[PROBLEM]: Check each line of the listing below for the string "النسب", and give only how many lines hold it.

[MATERIAL SUPPLIED]:
BEGIN

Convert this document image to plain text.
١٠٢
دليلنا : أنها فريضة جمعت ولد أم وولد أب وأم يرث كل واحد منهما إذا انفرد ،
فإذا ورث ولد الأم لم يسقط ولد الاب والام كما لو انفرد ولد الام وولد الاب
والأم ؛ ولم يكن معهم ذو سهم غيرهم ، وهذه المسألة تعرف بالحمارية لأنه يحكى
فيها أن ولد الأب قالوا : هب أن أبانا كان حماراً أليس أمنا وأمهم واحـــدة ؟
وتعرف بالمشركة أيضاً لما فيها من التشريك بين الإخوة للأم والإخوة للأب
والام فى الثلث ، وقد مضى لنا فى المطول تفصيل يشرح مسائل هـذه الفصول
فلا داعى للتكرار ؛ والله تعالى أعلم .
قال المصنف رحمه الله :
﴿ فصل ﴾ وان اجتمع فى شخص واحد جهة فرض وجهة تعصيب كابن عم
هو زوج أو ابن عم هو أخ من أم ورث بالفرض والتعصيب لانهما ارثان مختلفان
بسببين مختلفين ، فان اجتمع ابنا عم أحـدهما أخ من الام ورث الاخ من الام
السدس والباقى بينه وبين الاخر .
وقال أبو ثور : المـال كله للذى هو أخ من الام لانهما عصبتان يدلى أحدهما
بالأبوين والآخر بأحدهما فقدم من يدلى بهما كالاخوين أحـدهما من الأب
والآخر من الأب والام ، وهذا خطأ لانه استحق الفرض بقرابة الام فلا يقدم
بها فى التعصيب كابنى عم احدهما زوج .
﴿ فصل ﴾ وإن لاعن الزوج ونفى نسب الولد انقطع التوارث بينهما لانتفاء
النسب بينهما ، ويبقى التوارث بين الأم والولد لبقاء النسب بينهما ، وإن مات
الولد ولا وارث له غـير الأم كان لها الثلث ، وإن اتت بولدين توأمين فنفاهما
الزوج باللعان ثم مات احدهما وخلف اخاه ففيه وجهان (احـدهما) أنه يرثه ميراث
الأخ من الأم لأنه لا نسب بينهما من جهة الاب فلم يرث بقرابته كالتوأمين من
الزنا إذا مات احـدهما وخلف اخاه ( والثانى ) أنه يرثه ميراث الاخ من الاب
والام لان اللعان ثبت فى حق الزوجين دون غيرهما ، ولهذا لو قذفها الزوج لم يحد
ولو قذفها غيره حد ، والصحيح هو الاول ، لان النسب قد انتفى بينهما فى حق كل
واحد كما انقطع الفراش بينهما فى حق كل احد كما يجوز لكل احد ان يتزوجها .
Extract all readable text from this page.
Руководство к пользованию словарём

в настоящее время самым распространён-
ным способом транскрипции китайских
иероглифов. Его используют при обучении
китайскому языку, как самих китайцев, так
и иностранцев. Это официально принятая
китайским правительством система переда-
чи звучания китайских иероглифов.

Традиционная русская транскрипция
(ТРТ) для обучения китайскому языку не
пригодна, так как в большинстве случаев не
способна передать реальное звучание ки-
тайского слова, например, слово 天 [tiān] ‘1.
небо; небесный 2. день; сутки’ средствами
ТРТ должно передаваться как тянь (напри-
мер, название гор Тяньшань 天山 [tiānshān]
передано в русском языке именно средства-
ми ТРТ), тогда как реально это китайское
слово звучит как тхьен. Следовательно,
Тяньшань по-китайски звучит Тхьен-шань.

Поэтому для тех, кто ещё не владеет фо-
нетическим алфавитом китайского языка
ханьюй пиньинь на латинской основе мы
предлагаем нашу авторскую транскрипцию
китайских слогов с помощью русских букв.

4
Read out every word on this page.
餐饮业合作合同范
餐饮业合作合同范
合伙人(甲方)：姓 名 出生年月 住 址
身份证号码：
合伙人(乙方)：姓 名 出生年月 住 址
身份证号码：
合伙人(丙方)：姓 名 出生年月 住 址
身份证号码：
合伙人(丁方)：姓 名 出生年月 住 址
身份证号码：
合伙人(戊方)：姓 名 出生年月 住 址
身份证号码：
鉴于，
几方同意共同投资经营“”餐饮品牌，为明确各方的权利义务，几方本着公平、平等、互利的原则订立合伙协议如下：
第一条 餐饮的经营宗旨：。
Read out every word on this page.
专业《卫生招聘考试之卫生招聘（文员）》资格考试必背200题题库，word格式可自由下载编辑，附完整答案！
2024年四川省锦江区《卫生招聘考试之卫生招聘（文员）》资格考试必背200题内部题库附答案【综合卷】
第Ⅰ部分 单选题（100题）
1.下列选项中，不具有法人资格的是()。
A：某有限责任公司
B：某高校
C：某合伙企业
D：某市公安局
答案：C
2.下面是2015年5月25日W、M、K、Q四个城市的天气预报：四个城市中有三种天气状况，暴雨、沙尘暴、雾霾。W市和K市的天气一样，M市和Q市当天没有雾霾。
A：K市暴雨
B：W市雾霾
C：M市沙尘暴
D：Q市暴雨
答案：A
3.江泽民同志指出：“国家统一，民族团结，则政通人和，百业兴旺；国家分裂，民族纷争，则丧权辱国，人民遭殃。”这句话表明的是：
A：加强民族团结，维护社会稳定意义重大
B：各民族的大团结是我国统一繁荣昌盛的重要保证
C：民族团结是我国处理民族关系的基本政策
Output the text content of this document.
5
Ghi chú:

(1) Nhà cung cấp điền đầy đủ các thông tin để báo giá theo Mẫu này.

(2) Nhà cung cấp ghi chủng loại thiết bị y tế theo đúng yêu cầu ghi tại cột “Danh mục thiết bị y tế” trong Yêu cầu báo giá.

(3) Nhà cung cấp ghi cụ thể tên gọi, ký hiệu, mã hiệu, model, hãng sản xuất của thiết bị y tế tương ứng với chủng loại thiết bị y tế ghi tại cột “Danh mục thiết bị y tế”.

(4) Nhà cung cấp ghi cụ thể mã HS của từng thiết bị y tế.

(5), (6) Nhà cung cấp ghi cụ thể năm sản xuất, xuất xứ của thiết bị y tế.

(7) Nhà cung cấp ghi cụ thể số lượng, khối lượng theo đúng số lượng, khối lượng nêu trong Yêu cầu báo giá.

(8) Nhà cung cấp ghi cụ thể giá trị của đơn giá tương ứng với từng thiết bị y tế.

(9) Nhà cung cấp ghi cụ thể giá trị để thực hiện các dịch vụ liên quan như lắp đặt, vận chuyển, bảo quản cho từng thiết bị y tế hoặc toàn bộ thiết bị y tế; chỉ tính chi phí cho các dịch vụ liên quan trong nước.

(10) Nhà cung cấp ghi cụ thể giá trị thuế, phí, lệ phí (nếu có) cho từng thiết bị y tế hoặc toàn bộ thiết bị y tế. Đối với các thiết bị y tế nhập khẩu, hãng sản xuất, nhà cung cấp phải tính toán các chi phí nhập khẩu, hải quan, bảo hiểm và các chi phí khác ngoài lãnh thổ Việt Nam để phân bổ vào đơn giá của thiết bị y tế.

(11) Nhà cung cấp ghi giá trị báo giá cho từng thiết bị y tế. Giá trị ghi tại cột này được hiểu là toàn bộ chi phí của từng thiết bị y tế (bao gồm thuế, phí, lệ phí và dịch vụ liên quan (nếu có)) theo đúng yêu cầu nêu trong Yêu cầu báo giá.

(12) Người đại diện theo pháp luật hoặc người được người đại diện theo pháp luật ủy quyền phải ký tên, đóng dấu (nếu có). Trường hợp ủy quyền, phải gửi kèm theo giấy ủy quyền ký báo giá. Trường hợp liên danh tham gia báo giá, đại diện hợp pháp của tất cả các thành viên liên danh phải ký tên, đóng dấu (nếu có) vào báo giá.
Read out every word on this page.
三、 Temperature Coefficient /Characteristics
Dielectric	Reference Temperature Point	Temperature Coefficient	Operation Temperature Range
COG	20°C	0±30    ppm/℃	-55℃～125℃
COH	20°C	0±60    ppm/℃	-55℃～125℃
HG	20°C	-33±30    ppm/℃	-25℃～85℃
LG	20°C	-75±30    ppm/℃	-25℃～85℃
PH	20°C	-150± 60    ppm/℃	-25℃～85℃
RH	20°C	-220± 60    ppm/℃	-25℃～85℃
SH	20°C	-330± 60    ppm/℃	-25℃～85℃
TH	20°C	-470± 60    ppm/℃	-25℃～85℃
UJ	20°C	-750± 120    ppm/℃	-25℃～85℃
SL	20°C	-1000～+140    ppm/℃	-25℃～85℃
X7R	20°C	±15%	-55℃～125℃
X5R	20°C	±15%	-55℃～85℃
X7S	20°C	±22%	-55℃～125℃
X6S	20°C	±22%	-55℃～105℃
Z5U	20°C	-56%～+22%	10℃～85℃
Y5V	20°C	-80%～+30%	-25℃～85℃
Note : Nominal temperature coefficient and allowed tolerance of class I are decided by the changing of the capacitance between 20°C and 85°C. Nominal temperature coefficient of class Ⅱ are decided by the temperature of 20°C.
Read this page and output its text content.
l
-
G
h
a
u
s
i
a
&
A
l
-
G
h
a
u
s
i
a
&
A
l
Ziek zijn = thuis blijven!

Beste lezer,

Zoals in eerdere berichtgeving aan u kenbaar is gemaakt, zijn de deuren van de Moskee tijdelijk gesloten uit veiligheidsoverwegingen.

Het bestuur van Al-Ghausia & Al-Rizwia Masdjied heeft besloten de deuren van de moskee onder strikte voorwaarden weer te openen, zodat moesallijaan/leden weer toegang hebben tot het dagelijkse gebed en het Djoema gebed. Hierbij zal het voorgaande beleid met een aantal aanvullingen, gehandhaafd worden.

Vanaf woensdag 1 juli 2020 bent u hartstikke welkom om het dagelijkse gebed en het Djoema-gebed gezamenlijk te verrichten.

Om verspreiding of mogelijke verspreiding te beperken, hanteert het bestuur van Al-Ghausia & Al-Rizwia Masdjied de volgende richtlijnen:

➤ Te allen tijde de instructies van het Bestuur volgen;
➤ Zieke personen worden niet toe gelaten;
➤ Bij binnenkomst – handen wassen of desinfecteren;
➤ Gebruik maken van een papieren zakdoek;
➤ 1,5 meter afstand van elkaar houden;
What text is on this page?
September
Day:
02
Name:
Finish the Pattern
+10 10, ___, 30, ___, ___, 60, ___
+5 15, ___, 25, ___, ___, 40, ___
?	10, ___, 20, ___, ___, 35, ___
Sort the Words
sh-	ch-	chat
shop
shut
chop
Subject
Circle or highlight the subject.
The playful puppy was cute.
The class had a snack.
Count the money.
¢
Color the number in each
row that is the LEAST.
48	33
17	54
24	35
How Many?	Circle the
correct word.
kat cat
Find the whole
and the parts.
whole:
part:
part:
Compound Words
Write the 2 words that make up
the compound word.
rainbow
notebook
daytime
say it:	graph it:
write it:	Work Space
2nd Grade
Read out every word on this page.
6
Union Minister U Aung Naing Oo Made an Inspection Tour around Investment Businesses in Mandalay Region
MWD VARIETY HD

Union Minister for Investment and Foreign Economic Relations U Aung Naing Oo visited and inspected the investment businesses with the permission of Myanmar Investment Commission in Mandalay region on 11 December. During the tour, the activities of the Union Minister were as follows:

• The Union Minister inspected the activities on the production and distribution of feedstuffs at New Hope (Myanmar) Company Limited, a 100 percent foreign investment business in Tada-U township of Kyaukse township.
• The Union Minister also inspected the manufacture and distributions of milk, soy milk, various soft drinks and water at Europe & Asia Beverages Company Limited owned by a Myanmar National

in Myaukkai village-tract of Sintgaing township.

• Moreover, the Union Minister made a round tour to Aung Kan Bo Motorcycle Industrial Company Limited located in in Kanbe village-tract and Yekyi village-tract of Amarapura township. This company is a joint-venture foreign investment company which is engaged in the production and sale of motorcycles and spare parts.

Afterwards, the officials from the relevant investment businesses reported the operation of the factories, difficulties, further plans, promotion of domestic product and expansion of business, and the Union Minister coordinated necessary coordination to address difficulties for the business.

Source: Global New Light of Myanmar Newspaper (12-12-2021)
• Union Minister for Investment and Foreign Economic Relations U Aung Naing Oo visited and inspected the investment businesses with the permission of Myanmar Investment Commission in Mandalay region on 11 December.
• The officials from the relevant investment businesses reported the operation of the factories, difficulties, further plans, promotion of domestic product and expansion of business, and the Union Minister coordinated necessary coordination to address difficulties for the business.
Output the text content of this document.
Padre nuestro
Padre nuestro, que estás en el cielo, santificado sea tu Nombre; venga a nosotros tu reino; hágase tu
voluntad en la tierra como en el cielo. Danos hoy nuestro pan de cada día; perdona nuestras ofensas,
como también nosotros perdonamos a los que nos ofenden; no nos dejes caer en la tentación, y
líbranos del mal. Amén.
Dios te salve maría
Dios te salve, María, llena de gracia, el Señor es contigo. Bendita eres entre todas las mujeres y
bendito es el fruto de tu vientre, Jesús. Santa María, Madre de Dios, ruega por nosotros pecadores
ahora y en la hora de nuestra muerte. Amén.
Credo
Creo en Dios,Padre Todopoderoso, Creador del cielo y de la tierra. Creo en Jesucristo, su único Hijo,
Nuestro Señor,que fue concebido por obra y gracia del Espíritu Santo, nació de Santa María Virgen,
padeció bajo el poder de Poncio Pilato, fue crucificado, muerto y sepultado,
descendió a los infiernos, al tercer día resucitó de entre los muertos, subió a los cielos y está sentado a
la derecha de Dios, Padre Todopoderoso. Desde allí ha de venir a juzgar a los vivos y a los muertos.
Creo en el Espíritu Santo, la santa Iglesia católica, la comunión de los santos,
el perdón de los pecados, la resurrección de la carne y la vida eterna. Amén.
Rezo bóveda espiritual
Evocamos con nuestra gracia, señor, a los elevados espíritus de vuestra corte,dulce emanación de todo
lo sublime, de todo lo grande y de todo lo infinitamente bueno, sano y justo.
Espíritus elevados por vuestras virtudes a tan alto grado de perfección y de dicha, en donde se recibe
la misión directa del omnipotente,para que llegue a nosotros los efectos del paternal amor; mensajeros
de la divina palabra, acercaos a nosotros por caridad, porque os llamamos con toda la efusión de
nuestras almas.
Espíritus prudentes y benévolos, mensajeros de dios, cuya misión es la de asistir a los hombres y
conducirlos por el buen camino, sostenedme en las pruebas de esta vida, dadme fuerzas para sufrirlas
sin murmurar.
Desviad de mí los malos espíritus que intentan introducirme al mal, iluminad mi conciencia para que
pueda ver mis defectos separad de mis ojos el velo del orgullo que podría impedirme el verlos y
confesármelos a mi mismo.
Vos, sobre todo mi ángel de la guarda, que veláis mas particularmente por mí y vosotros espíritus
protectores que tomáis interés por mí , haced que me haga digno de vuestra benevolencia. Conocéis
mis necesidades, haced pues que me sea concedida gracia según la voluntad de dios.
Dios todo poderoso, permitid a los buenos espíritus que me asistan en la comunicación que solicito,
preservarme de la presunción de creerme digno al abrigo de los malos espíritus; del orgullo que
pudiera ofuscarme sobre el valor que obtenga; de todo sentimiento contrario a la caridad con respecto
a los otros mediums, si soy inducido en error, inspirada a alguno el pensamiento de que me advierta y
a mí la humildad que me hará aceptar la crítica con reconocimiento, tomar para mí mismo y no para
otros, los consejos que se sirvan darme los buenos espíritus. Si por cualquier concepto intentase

END

[FINISHED ANSWER]: 2